# Task description
Repeat every line of the material, character for character.

# Raw records
● ● ●
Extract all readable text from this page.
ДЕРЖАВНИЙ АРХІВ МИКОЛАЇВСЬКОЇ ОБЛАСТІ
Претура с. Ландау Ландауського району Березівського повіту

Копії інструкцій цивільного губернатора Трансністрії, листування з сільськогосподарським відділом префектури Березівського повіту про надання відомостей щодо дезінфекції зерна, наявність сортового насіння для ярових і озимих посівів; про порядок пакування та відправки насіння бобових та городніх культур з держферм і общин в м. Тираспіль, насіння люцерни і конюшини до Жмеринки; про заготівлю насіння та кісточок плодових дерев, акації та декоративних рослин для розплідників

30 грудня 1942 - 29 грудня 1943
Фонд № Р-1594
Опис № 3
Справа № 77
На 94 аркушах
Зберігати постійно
● ● ●
# Reply
Extract all readable text from this page.
ДЕРЖАВНИЙ АРХІВ МИКОЛАЇВСЬКОЇ ОБЛАСТІ
Претура с. Ландау Ландауського району Березівського повіту

Копії інструкцій цивільного губернатора Трансністрії, листування з сільськогосподарським відділом префектури Березівського повіту про надання відомостей щодо дезінфекції зерна, наявність сортового насіння для ярових і озимих посівів; про порядок пакування та відправки насіння бобових та городніх культур з держферм і общин в м. Тираспіль, насіння люцерни і конюшини до Жмеринки; про заготівлю насіння та кісточок плодових дерев, акації та декоративних рослин для розплідників

30 грудня 1942 - 29 грудня 1943
Фонд № Р-1594
Опис № 3
Справа № 77
На 94 аркушах
Зберігати постійно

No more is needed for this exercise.